## Data provided

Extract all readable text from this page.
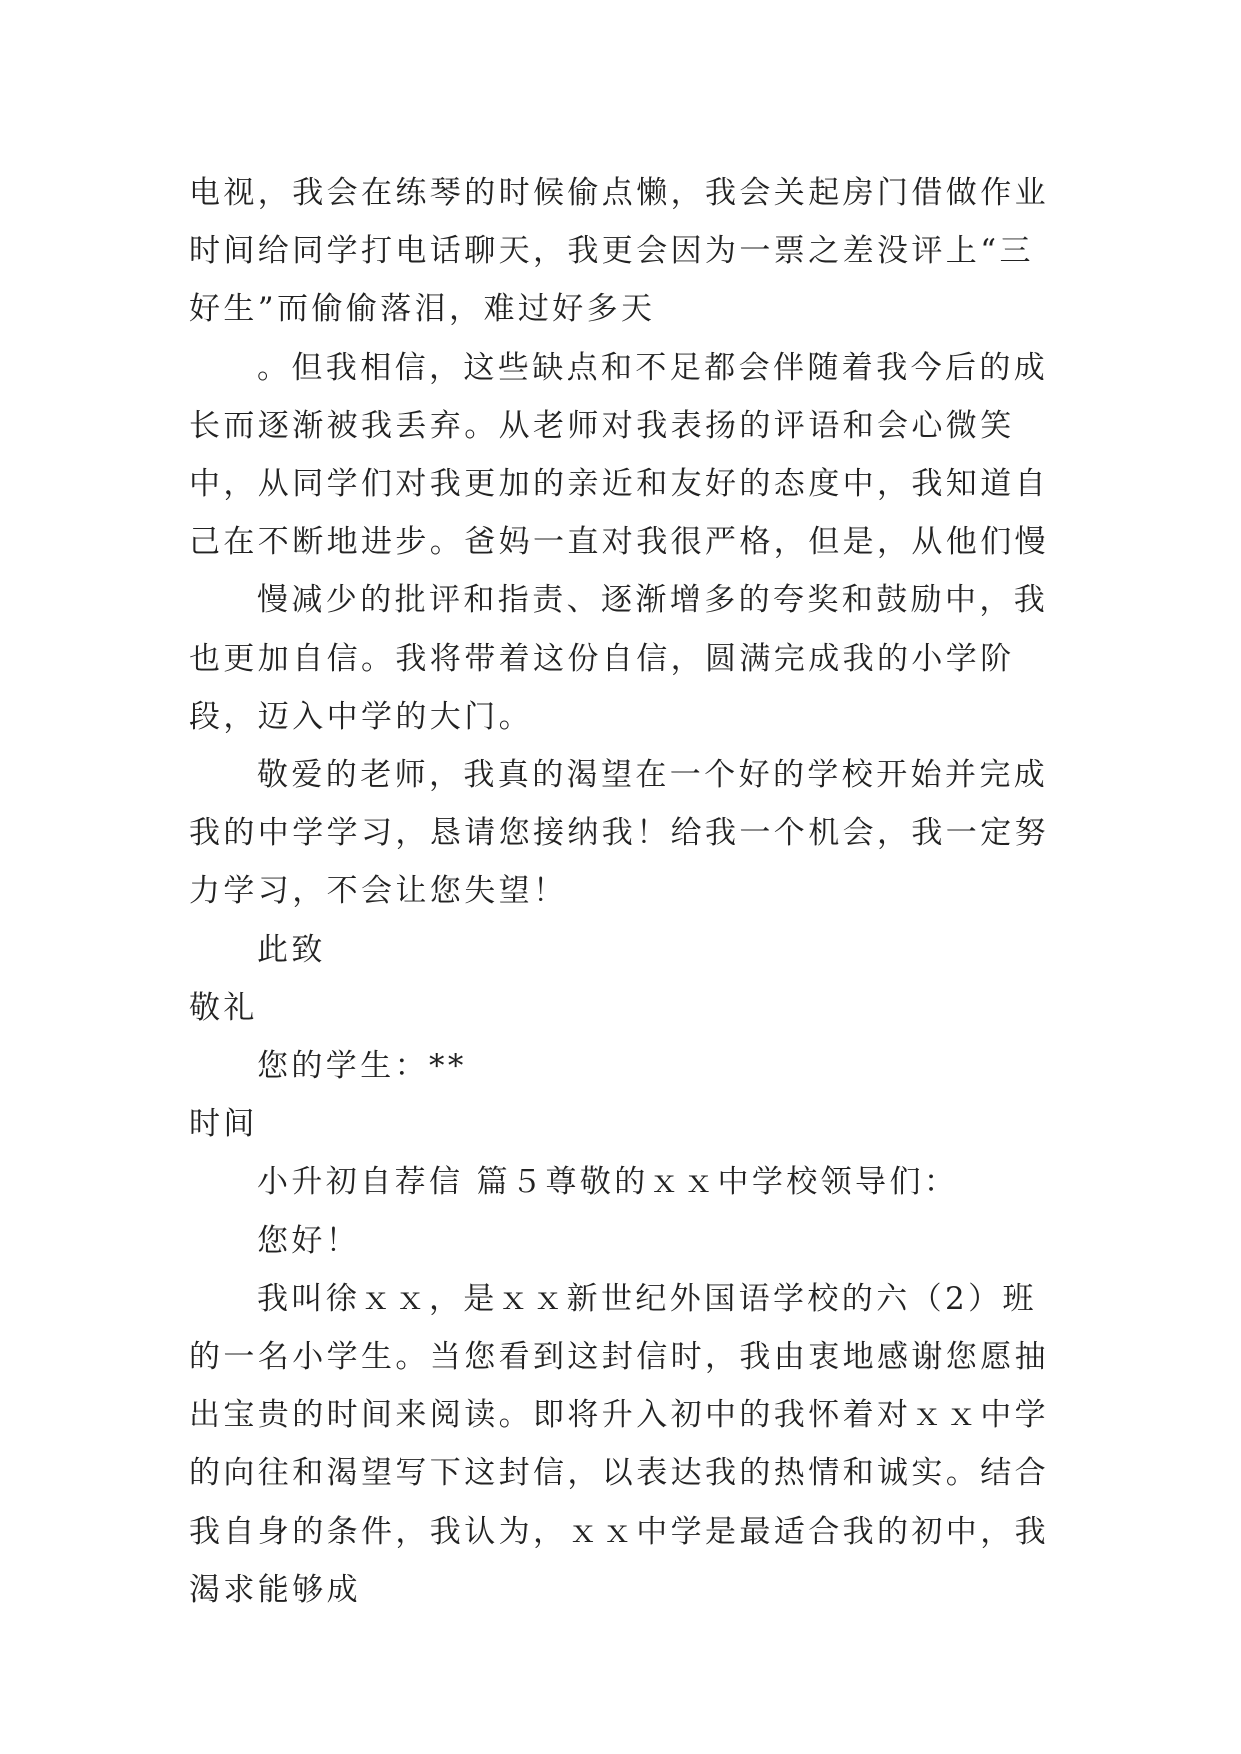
电视，我会在练琴的时候偷点懒，我会关起房门借做作业时间给同学打电话聊天，我更会因为一票之差没评上“三好生”而偷偷落泪，难过好多天

。但我相信，这些缺点和不足都会伴随着我今后的成长而逐渐被我丢弃。从老师对我表扬的评语和会心微笑中，从同学们对我更加的亲近和友好的态度中，我知道自己在不断地进步。爸妈一直对我很严格，但是，从他们慢

慢减少的批评和指责、逐渐增多的夸奖和鼓励中，我也更加自信。我将带着这份自信，圆满完成我的小学阶段，迈入中学的大门。

敬爱的老师，我真的渴望在一个好的学校开始并完成我的中学学习，恳请您接纳我！给我一个机会，我一定努力学习，不会让您失望！

此致

敬礼

您的学生：**

时间

小升初自荐信 篇５尊敬的ｘｘ中学校领导们：

您好！

我叫徐ｘｘ，是ｘｘ新世纪外国语学校的六（2）班的一名小学生。当您看到这封信时，我由衷地感谢您愿抽出宝贵的时间来阅读。即将升入初中的我怀着对ｘｘ中学的向往和渴望写下这封信，以表达我的热情和诚实。结合我自身的条件，我认为，ｘｘ中学是最适合我的初中，我渴求能够成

## Aim of the task
Copy the material exactly. Do not include the pictures.

## The output
Extract all readable text from this page.
电视，我会在练琴的时候偷点懒，我会关起房门借做作业时间给同学打电话聊天，我更会因为一票之差没评上“三好生”而偷偷落泪，难过好多天

。但我相信，这些缺点和不足都会伴随着我今后的成长而逐渐被我丢弃。从老师对我表扬的评语和会心微笑中，从同学们对我更加的亲近和友好的态度中，我知道自己在不断地进步。爸妈一直对我很严格，但是，从他们慢

慢减少的批评和指责、逐渐增多的夸奖和鼓励中，我也更加自信。我将带着这份自信，圆满完成我的小学阶段，迈入中学的大门。

敬爱的老师，我真的渴望在一个好的学校开始并完成我的中学学习，恳请您接纳我！给我一个机会，我一定努力学习，不会让您失望！

此致

敬礼

您的学生：**

时间

小升初自荐信 篇５尊敬的ｘｘ中学校领导们：

您好！

我叫徐ｘｘ，是ｘｘ新世纪外国语学校的六（2）班的一名小学生。当您看到这封信时，我由衷地感谢您愿抽出宝贵的时间来阅读。即将升入初中的我怀着对ｘｘ中学的向往和渴望写下这封信，以表达我的热情和诚实。结合我自身的条件，我认为，ｘｘ中学是最适合我的初中，我渴求能够成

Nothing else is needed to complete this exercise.